Element box annotations:
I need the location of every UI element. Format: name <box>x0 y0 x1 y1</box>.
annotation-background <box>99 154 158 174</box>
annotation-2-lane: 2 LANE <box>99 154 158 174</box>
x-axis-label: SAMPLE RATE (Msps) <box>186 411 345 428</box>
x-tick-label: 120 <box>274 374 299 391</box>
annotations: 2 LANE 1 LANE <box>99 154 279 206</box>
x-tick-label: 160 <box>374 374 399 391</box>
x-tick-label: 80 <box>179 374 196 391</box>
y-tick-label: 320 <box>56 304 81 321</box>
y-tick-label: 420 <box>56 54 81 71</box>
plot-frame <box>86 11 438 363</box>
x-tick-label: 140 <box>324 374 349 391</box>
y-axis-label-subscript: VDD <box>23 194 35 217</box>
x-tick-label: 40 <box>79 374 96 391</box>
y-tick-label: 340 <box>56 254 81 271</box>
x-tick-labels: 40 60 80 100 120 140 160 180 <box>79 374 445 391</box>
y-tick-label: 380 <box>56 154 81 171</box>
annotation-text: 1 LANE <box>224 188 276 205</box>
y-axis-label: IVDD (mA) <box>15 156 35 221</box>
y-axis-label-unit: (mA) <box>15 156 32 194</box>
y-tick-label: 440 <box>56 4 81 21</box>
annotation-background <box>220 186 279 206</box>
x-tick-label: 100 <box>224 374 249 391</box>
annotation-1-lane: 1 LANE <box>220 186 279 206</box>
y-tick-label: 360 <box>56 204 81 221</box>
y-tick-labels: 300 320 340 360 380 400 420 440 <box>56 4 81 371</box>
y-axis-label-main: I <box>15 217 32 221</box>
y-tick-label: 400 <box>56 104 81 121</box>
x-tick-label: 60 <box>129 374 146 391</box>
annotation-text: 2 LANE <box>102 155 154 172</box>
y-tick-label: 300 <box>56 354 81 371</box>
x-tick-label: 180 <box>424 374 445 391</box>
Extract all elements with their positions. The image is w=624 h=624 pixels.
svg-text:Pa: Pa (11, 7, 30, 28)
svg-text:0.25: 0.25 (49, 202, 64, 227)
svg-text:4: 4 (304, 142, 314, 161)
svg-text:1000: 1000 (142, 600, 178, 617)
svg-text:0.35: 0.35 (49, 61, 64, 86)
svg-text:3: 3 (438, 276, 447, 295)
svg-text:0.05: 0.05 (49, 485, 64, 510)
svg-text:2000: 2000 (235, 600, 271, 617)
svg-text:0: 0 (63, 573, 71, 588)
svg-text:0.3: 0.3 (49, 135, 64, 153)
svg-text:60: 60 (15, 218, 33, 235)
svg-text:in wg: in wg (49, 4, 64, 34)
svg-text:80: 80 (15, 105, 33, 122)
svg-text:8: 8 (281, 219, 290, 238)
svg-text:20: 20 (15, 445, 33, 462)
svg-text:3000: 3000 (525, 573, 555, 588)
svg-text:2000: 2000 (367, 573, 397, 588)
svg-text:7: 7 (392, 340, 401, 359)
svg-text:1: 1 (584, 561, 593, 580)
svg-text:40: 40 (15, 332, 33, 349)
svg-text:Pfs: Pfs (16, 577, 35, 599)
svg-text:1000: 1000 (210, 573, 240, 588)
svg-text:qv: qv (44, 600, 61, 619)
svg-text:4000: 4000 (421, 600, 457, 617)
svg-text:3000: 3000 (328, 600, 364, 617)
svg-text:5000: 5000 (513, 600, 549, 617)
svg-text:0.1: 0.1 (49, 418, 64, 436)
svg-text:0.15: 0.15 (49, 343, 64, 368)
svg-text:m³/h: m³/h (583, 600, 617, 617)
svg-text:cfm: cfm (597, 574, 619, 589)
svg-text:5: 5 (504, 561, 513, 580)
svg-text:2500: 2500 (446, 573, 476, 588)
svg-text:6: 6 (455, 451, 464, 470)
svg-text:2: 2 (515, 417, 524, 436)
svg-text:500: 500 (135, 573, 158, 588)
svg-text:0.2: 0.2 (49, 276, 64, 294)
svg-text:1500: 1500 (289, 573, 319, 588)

PROBLEM DETAILS: Return, unchanged, the lines of the records from the very first one through the line containing "y-tick-label: 420 <box>56 54 81 71</box>", with both of those lines included.

SOLUTION TO THE EXERCISE:
I need the location of every UI element. Format: name <box>x0 y0 x1 y1</box>.
annotation-background <box>99 154 158 174</box>
annotation-2-lane: 2 LANE <box>99 154 158 174</box>
x-axis-label: SAMPLE RATE (Msps) <box>186 411 345 428</box>
x-tick-label: 120 <box>274 374 299 391</box>
annotations: 2 LANE 1 LANE <box>99 154 279 206</box>
x-tick-label: 160 <box>374 374 399 391</box>
x-tick-label: 80 <box>179 374 196 391</box>
y-tick-label: 320 <box>56 304 81 321</box>
y-tick-label: 420 <box>56 54 81 71</box>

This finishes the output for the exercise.